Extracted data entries
■ ■ ■ ■

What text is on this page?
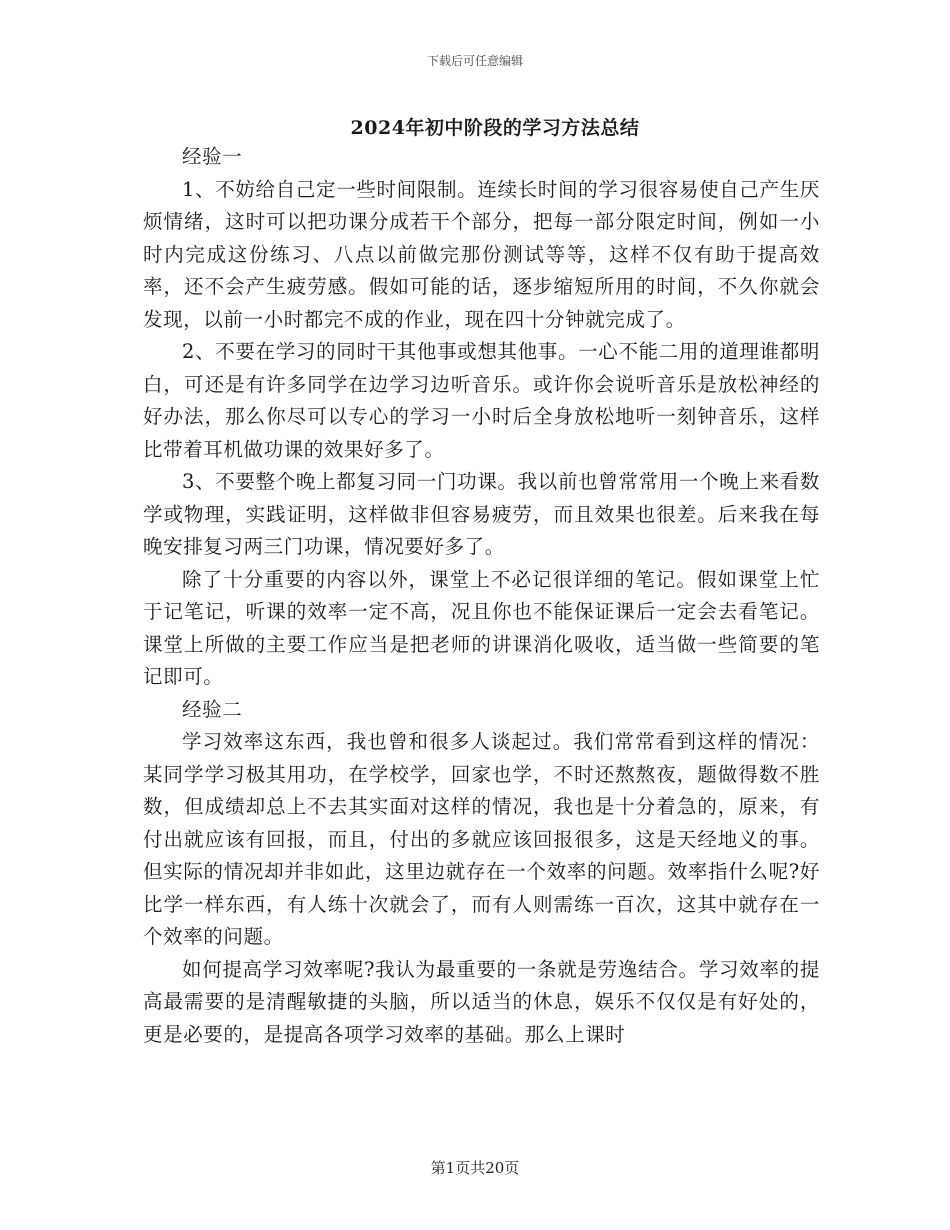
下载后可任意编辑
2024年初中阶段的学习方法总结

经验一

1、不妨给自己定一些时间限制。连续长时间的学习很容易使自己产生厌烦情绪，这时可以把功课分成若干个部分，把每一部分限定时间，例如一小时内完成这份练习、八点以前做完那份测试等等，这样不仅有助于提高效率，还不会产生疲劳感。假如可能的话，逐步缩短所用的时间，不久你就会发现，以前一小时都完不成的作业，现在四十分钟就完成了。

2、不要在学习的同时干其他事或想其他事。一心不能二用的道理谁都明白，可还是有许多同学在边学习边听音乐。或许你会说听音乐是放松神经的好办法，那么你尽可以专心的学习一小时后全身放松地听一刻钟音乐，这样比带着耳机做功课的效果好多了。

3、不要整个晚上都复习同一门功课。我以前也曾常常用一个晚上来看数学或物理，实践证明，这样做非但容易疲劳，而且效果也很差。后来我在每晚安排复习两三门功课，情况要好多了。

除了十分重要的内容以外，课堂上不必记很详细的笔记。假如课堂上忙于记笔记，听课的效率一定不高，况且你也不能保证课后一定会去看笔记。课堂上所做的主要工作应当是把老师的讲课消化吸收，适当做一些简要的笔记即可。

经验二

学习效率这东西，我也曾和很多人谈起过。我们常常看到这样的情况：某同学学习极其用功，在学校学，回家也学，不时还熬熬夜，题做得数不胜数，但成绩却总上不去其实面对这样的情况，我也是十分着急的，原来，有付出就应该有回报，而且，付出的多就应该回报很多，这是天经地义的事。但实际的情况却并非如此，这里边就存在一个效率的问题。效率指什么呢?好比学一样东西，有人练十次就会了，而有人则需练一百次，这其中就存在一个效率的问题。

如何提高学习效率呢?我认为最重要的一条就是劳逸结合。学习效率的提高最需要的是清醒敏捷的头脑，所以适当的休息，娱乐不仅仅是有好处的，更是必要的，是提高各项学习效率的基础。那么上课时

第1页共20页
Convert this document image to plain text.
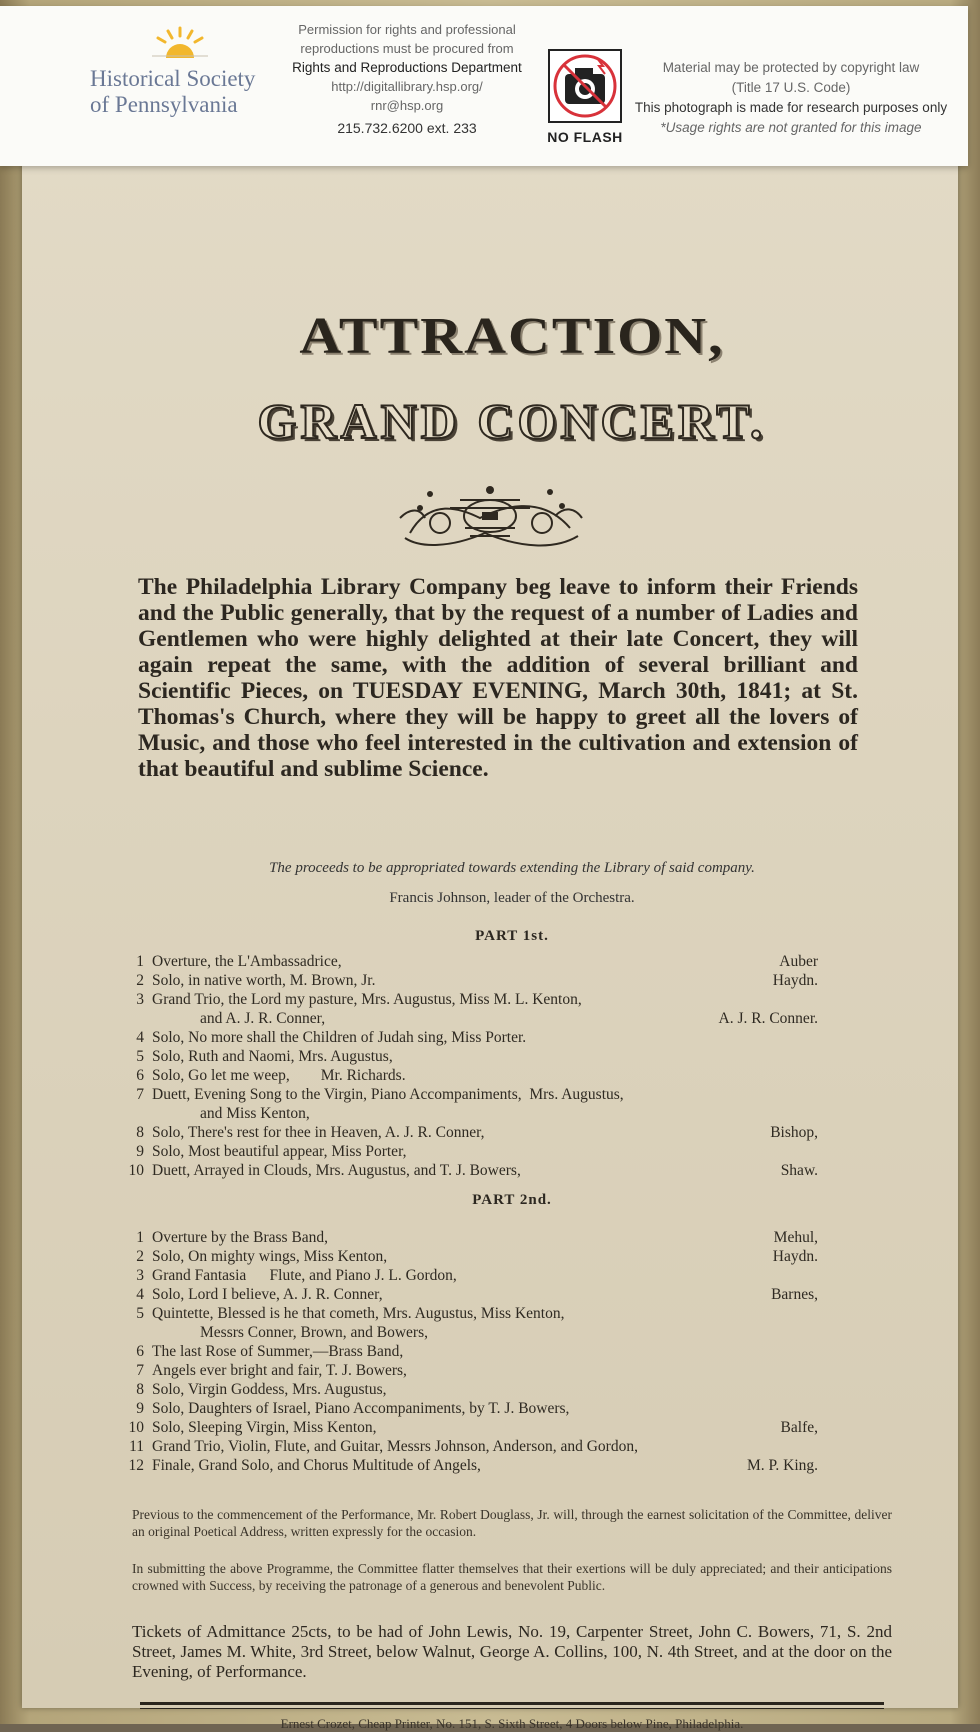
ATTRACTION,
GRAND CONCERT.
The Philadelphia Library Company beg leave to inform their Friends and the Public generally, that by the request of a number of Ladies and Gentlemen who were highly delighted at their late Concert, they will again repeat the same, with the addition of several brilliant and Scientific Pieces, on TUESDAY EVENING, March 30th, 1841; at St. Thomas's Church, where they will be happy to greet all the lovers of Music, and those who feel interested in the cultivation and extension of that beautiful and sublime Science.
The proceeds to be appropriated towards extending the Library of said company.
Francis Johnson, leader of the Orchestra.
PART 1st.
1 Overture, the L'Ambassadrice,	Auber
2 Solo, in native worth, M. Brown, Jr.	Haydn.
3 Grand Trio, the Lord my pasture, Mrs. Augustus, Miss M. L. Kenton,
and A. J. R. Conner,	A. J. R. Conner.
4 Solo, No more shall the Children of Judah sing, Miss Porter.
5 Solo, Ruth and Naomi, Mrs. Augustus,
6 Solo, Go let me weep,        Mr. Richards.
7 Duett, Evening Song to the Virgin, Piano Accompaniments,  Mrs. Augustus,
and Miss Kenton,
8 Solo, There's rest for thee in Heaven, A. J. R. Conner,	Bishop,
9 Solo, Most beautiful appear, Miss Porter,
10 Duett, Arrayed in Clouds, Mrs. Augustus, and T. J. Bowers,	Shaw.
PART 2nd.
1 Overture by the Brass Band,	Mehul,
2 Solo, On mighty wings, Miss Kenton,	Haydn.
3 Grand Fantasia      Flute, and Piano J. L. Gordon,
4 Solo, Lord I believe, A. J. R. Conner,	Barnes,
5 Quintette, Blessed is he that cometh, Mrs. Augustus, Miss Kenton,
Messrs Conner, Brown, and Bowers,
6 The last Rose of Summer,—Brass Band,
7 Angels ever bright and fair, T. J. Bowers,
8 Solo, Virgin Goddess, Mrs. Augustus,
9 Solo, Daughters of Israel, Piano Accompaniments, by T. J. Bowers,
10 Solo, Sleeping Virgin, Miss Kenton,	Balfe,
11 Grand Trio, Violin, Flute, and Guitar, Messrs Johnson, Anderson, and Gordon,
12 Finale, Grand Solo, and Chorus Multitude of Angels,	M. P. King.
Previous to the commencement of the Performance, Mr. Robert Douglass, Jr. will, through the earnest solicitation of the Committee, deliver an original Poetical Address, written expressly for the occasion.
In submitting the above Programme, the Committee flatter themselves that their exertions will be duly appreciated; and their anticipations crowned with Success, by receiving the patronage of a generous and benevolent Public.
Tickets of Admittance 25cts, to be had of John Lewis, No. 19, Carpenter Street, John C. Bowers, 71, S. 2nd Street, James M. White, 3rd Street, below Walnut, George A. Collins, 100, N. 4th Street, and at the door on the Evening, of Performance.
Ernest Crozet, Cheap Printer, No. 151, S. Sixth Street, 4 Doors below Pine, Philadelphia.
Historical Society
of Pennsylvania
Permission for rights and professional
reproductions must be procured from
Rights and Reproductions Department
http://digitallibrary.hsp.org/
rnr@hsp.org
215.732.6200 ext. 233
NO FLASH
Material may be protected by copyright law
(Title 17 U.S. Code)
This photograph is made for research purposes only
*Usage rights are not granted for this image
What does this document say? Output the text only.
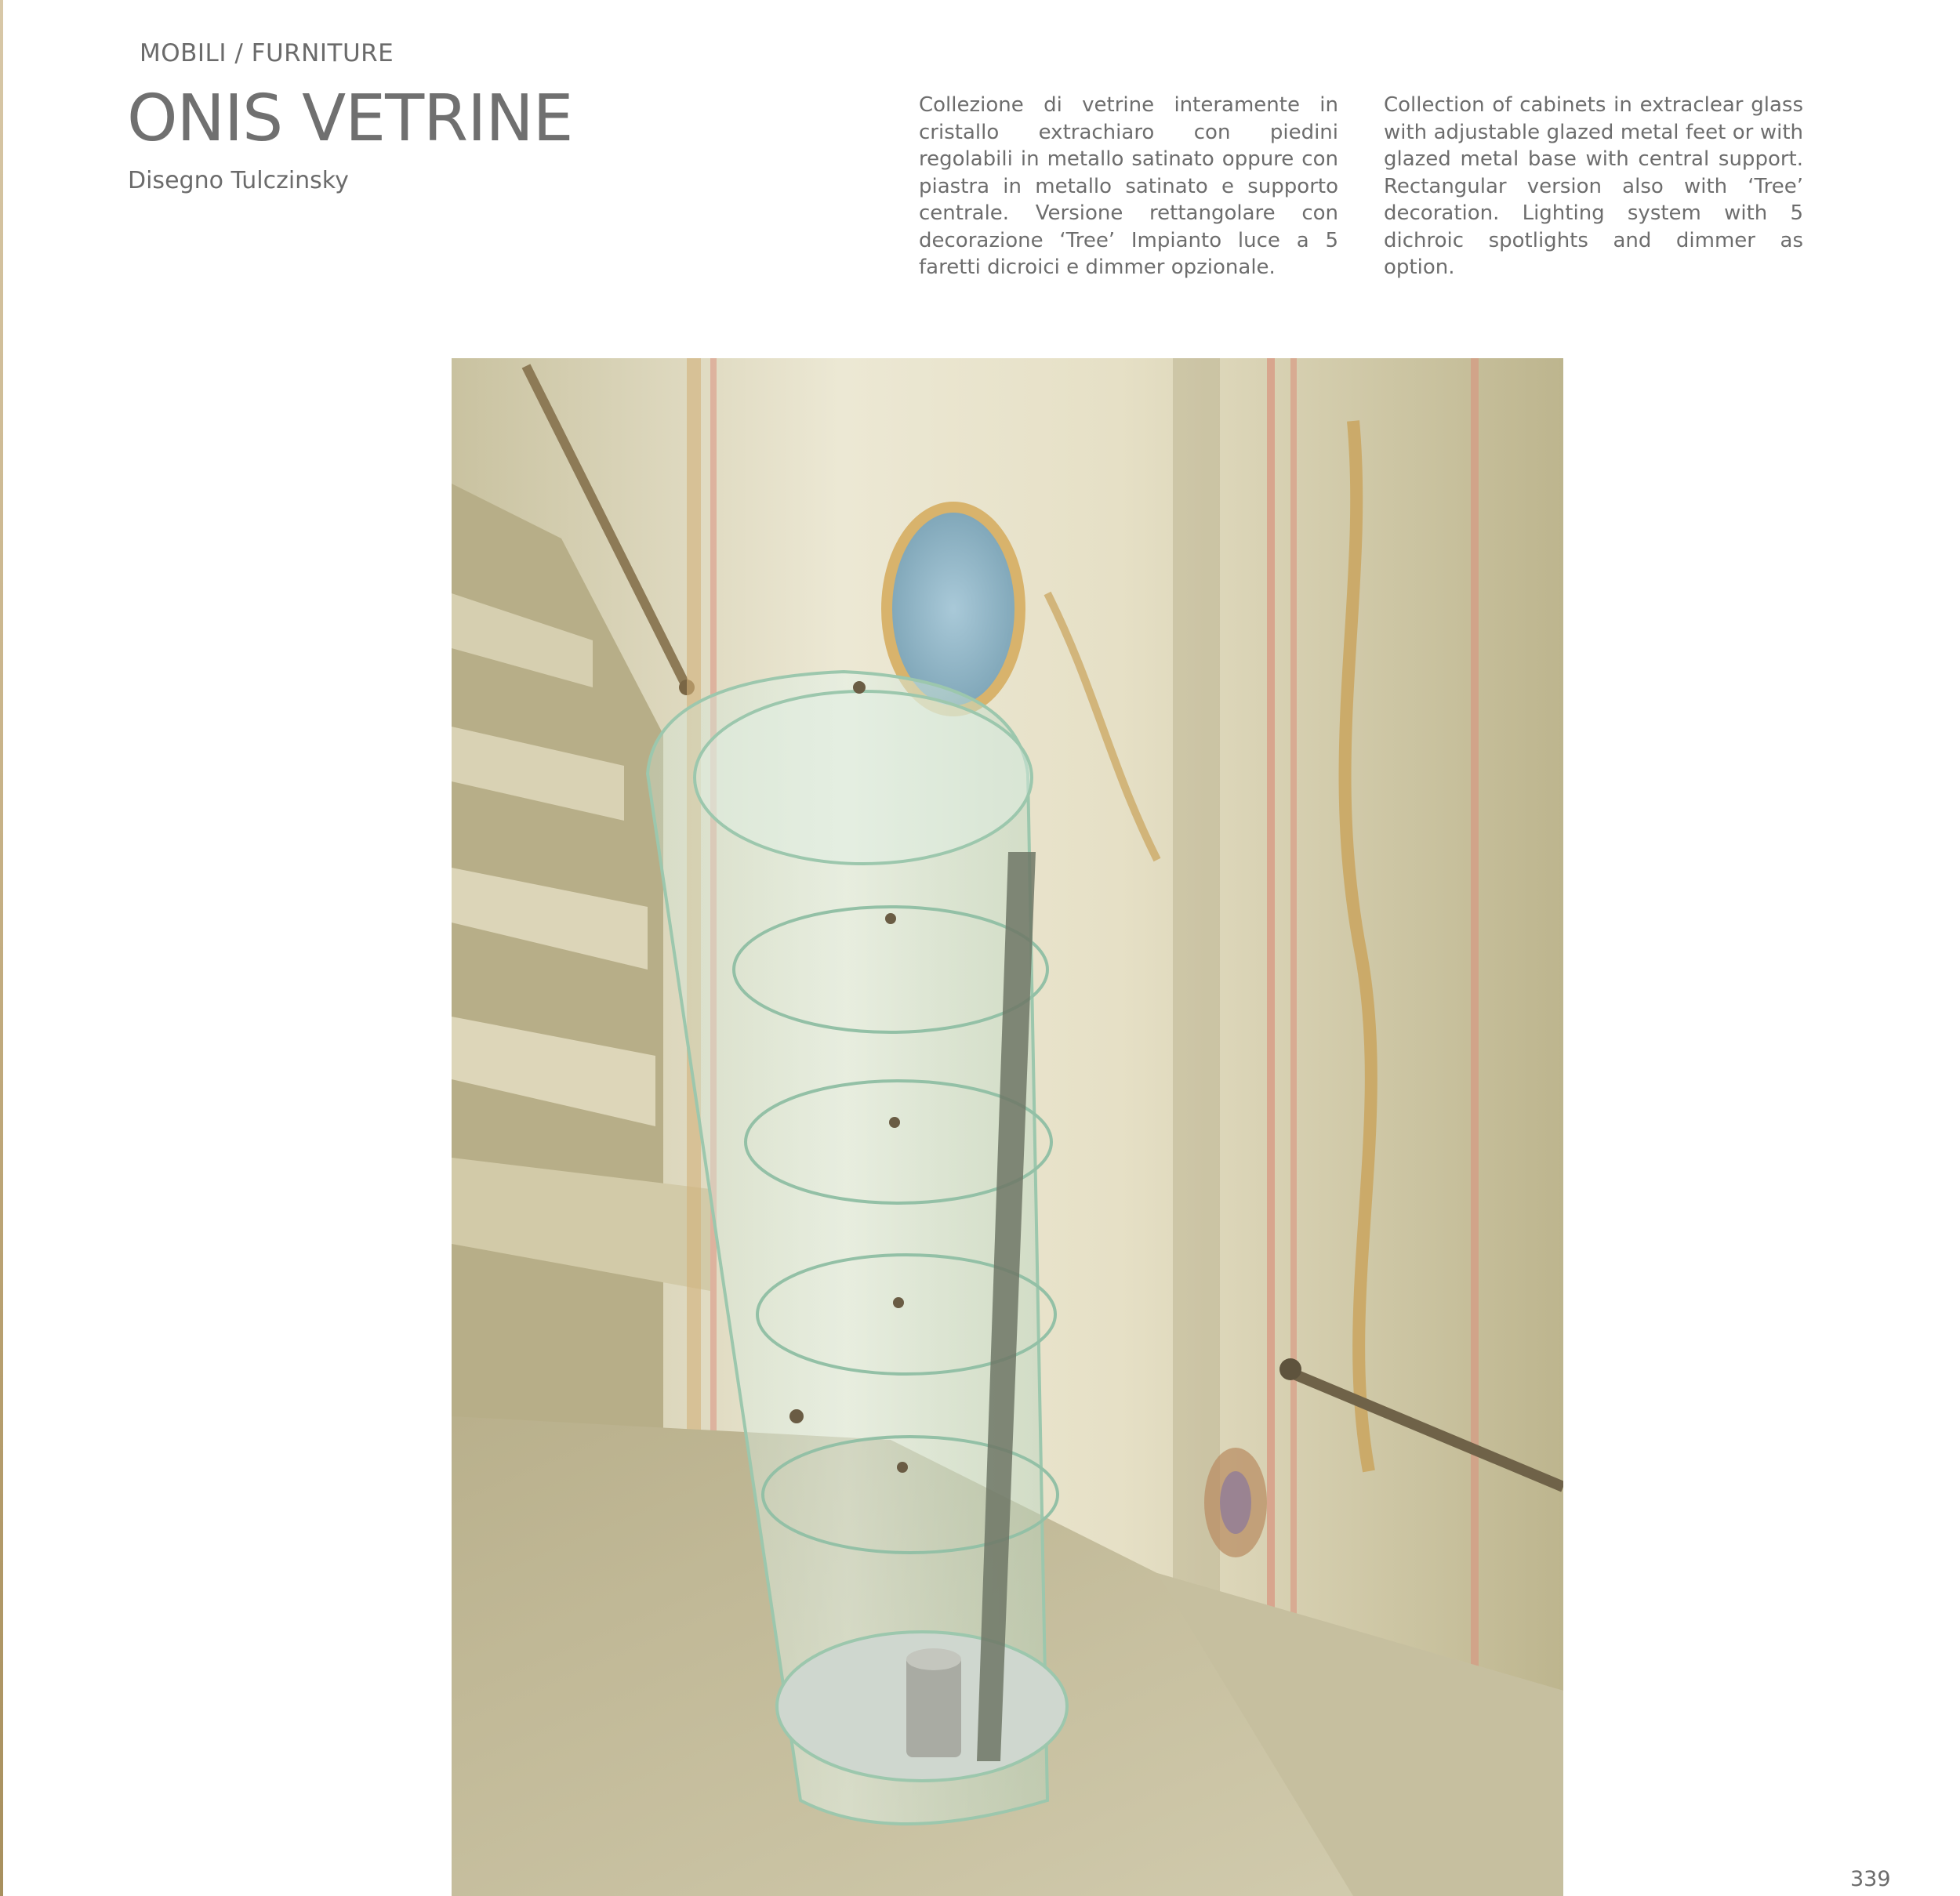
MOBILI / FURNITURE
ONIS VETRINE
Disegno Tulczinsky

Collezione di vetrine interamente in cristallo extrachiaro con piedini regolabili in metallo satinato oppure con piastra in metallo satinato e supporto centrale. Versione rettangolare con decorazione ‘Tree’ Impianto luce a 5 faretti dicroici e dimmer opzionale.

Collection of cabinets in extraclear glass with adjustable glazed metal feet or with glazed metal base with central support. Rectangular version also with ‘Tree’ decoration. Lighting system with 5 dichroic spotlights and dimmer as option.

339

■ ■ ■ ■

● WHAT IS REQUIRED
For the material, find the number of lines holding the word "Lord" and give that figure and nothing more.

● ANSWER TO THIS PROBLEM
2